_Task objective_
Extract the complete data exactly as given.

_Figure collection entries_
START

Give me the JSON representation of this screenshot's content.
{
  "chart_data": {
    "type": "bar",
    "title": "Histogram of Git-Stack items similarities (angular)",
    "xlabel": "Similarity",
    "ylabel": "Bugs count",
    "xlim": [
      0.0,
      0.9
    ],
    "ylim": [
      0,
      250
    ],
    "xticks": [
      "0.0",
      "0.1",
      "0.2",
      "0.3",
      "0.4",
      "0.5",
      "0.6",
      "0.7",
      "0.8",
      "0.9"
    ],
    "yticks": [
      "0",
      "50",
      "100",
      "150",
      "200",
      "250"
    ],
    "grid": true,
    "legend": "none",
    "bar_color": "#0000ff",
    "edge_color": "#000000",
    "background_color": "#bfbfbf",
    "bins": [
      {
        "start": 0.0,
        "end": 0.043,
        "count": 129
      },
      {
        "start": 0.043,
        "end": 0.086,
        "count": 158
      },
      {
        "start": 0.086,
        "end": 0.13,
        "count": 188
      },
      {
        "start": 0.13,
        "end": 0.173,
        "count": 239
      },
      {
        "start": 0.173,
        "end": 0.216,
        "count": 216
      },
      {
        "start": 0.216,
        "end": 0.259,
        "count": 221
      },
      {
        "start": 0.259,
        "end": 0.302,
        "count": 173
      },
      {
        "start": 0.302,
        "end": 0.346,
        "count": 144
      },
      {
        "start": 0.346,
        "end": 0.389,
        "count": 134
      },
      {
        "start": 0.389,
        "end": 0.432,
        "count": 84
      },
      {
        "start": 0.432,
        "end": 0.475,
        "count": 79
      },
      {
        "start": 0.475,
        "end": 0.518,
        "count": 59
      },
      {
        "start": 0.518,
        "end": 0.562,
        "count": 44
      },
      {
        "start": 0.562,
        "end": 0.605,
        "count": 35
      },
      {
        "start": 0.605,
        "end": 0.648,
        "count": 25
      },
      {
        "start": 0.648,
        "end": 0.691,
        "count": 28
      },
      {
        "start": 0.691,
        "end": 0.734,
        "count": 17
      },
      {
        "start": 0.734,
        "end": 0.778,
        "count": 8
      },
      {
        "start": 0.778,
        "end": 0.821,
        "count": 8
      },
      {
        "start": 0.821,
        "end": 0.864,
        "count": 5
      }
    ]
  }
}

END

_Result for this exercise_
Give me the JSON representation of this screenshot's content.
{
  "chart_data": {
    "type": "bar",
    "title": "Histogram of Git-Stack items similarities (angular)",
    "xlabel": "Similarity",
    "ylabel": "Bugs count",
    "xlim": [
      0.0,
      0.9
    ],
    "ylim": [
      0,
      250
    ],
    "xticks": [
      "0.0",
      "0.1",
      "0.2",
      "0.3",
      "0.4",
      "0.5",
      "0.6",
      "0.7",
      "0.8",
      "0.9"
    ],
    "yticks": [
      "0",
      "50",
      "100",
      "150",
      "200",
      "250"
    ],
    "grid": true,
    "legend": "none",
    "bar_color": "#0000ff",
    "edge_color": "#000000",
    "background_color": "#bfbfbf",
    "bins": [
      {
        "start": 0.0,
        "end": 0.043,
        "count": 129
      },
      {
        "start": 0.043,
        "end": 0.086,
        "count": 158
      },
      {
        "start": 0.086,
        "end": 0.13,
        "count": 188
      },
      {
        "start": 0.13,
        "end": 0.173,
        "count": 239
      },
      {
        "start": 0.173,
        "end": 0.216,
        "count": 216
      },
      {
        "start": 0.216,
        "end": 0.259,
        "count": 221
      },
      {
        "start": 0.259,
        "end": 0.302,
        "count": 173
      },
      {
        "start": 0.302,
        "end": 0.346,
        "count": 144
      },
      {
        "start": 0.346,
        "end": 0.389,
        "count": 134
      },
      {
        "start": 0.389,
        "end": 0.432,
        "count": 84
      },
      {
        "start": 0.432,
        "end": 0.475,
        "count": 79
      },
      {
        "start": 0.475,
        "end": 0.518,
        "count": 59
      },
      {
        "start": 0.518,
        "end": 0.562,
        "count": 44
      },
      {
        "start": 0.562,
        "end": 0.605,
        "count": 35
      },
      {
        "start": 0.605,
        "end": 0.648,
        "count": 25
      },
      {
        "start": 0.648,
        "end": 0.691,
        "count": 28
      },
      {
        "start": 0.691,
        "end": 0.734,
        "count": 17
      },
      {
        "start": 0.734,
        "end": 0.778,
        "count": 8
      },
      {
        "start": 0.778,
        "end": 0.821,
        "count": 8
      },
      {
        "start": 0.821,
        "end": 0.864,
        "count": 5
      }
    ]
  }
}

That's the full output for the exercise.